### [PROBLEM DESCRIPTION]
Without the pictures, give the entries below again exactly as written.

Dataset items
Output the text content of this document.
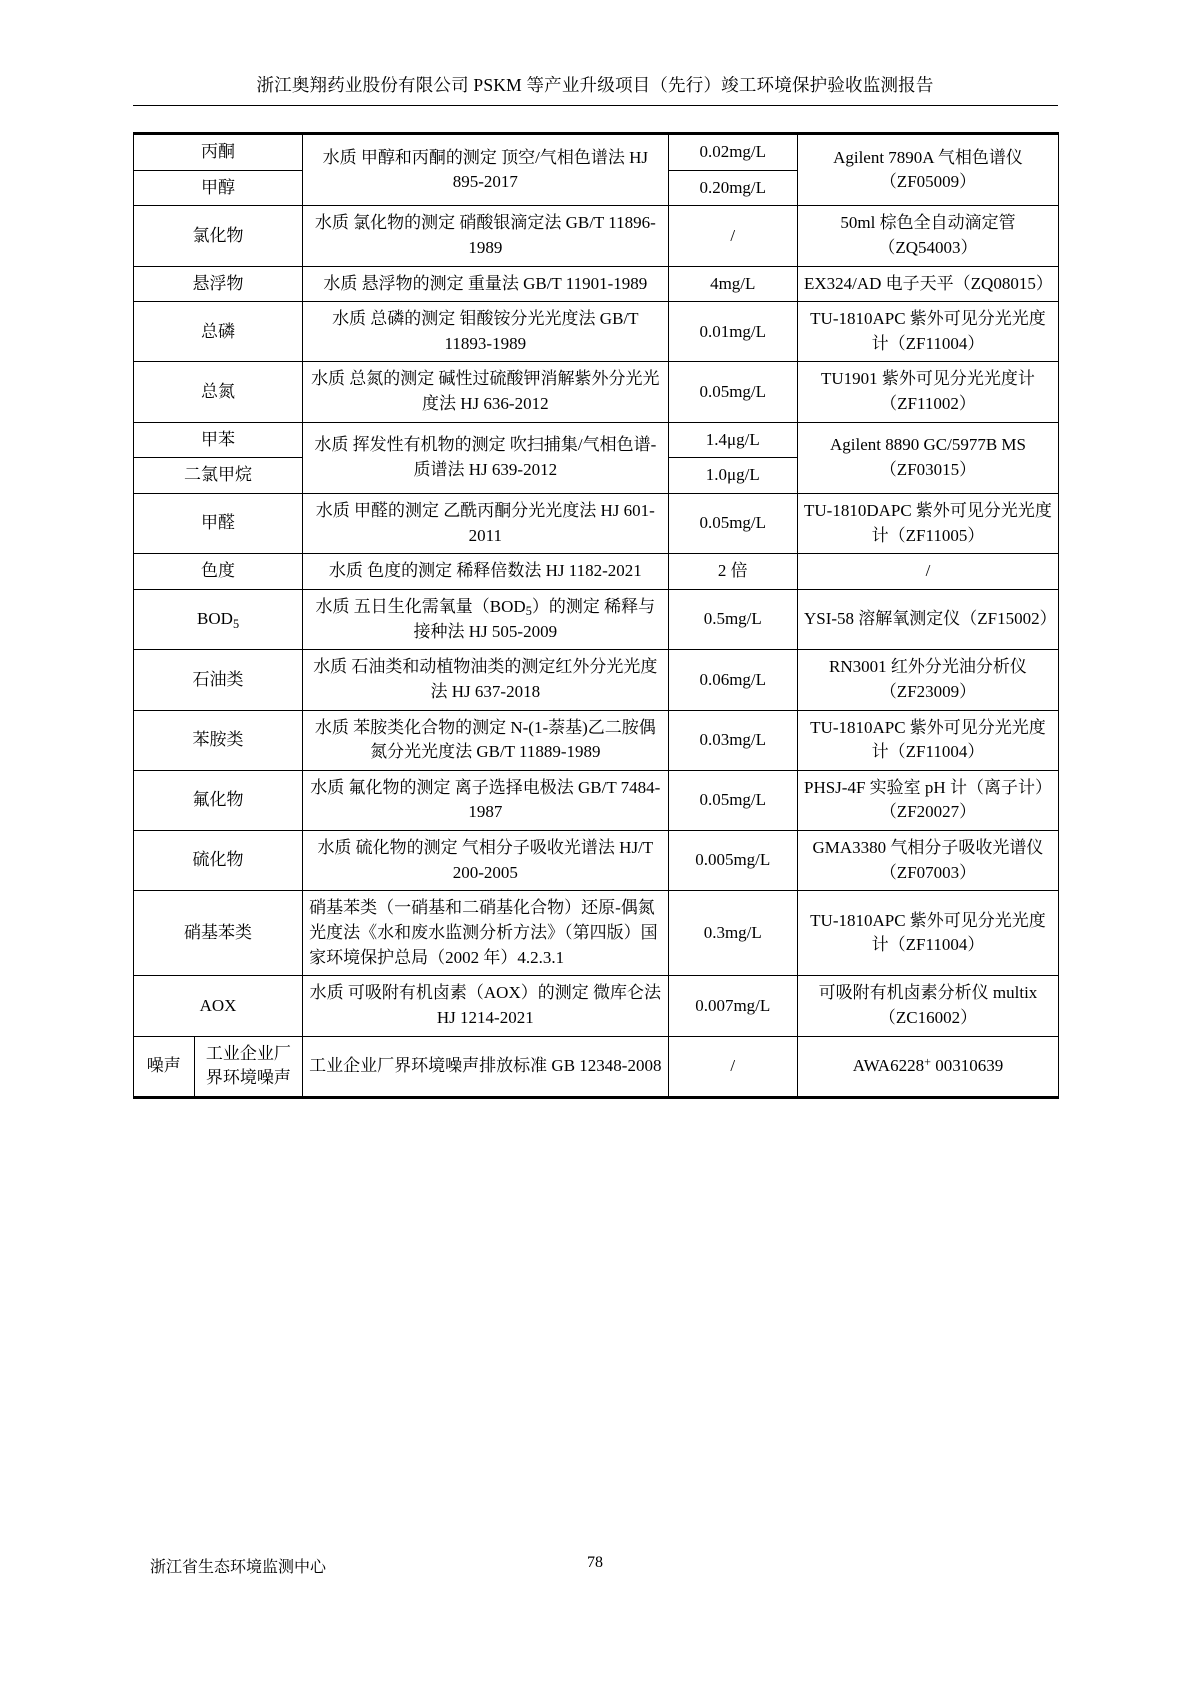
浙江奥翔药业股份有限公司 PSKM 等产业升级项目（先行）竣工环境保护验收监测报告
丙酮		水质 甲醇和丙酮的测定 顶空/气相色谱法 HJ 895-2017	0.02mg/L	Agilent 7890A 气相色谱仪（ZF05009）
甲醇			0.20mg/L	
氯化物		水质 氯化物的测定 硝酸银滴定法 GB/T 11896-1989	/	50ml 棕色全自动滴定管（ZQ54003）
悬浮物		水质 悬浮物的测定 重量法 GB/T 11901-1989	4mg/L	EX324/AD 电子天平（ZQ08015）
总磷		水质 总磷的测定 钼酸铵分光光度法 GB/T 11893-1989	0.01mg/L	TU-1810APC 紫外可见分光光度计（ZF11004）
总氮		水质 总氮的测定 碱性过硫酸钾消解紫外分光光度法 HJ 636-2012	0.05mg/L	TU1901 紫外可见分光光度计（ZF11002）
甲苯		水质 挥发性有机物的测定 吹扫捕集/气相色谱-质谱法 HJ 639-2012	1.4μg/L	Agilent 8890 GC/5977B MS（ZF03015）
二氯甲烷			1.0μg/L	
甲醛		水质 甲醛的测定 乙酰丙酮分光光度法 HJ 601-2011	0.05mg/L	TU-1810DAPC 紫外可见分光光度计（ZF11005）
色度		水质 色度的测定 稀释倍数法 HJ 1182-2021	2 倍	/
$BOD_5$		水质 五日生化需氧量$(BOD_5)$的测定 稀释与接种法 HJ 505-2009	0.5mg/L	YSI-58 溶解氧测定仪（ZF15002）
石油类		水质 石油类和动植物油类的测定红外分光光度法 HJ 637-2018	0.06mg/L	RN3001 红外分光油分析仪（ZF23009）
苯胺类		水质 苯胺类化合物的测定 N-(1-萘基)乙二胺偶氮分光光度法 GB/T 11889-1989	0.03mg/L	TU-1810APC 紫外可见分光光度计（ZF11004）
氟化物		水质 氟化物的测定 离子选择电极法 GB/T 7484-1987	0.05mg/L	PHSJ-4F 实验室 pH 计（离子计）（ZF20027）
硫化物		水质 硫化物的测定 气相分子吸收光谱法 HJ/T 200-2005	0.005mg/L	GMA3380 气相分子吸收光谱仪（ZF07003）
硝基苯类		硝基苯类（一硝基和二硝基化合物）还原-偶氮光度法《水和废水监测分析方法》（第四版）国家环境保护总局（2002 年）4.2.3.1	0.3mg/L	TU-1810APC 紫外可见分光光度计（ZF11004）
AOX		水质 可吸附有机卤素（AOX）的测定 微库仑法 HJ 1214-2021	0.007mg/L	可吸附有机卤素分析仪 multix （ZC16002）
噪声	工业企业厂界环境噪声	工业企业厂界环境噪声排放标准 GB 12348-2008	/	AWA6228+ 00310639
浙江省生态环境监测中心	78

### [RESPONSE TO THIS EXERCISE]
Output the text content of this document.
浙江奥翔药业股份有限公司 PSKM 等产业升级项目（先行）竣工环境保护验收监测报告
丙酮		水质 甲醇和丙酮的测定 顶空/气相色谱法 HJ 895-2017	0.02mg/L	Agilent 7890A 气相色谱仪（ZF05009）
甲醇			0.20mg/L	
氯化物		水质 氯化物的测定 硝酸银滴定法 GB/T 11896-1989	/	50ml 棕色全自动滴定管（ZQ54003）
悬浮物		水质 悬浮物的测定 重量法 GB/T 11901-1989	4mg/L	EX324/AD 电子天平（ZQ08015）
总磷		水质 总磷的测定 钼酸铵分光光度法 GB/T 11893-1989	0.01mg/L	TU-1810APC 紫外可见分光光度计（ZF11004）
总氮		水质 总氮的测定 碱性过硫酸钾消解紫外分光光度法 HJ 636-2012	0.05mg/L	TU1901 紫外可见分光光度计（ZF11002）
甲苯		水质 挥发性有机物的测定 吹扫捕集/气相色谱-质谱法 HJ 639-2012	1.4μg/L	Agilent 8890 GC/5977B MS（ZF03015）
二氯甲烷			1.0μg/L	
甲醛		水质 甲醛的测定 乙酰丙酮分光光度法 HJ 601-2011	0.05mg/L	TU-1810DAPC 紫外可见分光光度计（ZF11005）
色度		水质 色度的测定 稀释倍数法 HJ 1182-2021	2 倍	/
$BOD_5$		水质 五日生化需氧量$(BOD_5)$的测定 稀释与接种法 HJ 505-2009	0.5mg/L	YSI-58 溶解氧测定仪（ZF15002）
石油类		水质 石油类和动植物油类的测定红外分光光度法 HJ 637-2018	0.06mg/L	RN3001 红外分光油分析仪（ZF23009）
苯胺类		水质 苯胺类化合物的测定 N-(1-萘基)乙二胺偶氮分光光度法 GB/T 11889-1989	0.03mg/L	TU-1810APC 紫外可见分光光度计（ZF11004）
氟化物		水质 氟化物的测定 离子选择电极法 GB/T 7484-1987	0.05mg/L	PHSJ-4F 实验室 pH 计（离子计）（ZF20027）
硫化物		水质 硫化物的测定 气相分子吸收光谱法 HJ/T 200-2005	0.005mg/L	GMA3380 气相分子吸收光谱仪（ZF07003）
硝基苯类		硝基苯类（一硝基和二硝基化合物）还原-偶氮光度法《水和废水监测分析方法》（第四版）国家环境保护总局（2002 年）4.2.3.1	0.3mg/L	TU-1810APC 紫外可见分光光度计（ZF11004）
AOX		水质 可吸附有机卤素（AOX）的测定 微库仑法 HJ 1214-2021	0.007mg/L	可吸附有机卤素分析仪 multix （ZC16002）
噪声	工业企业厂界环境噪声	工业企业厂界环境噪声排放标准 GB 12348-2008	/	AWA6228+ 00310639
浙江省生态环境监测中心	78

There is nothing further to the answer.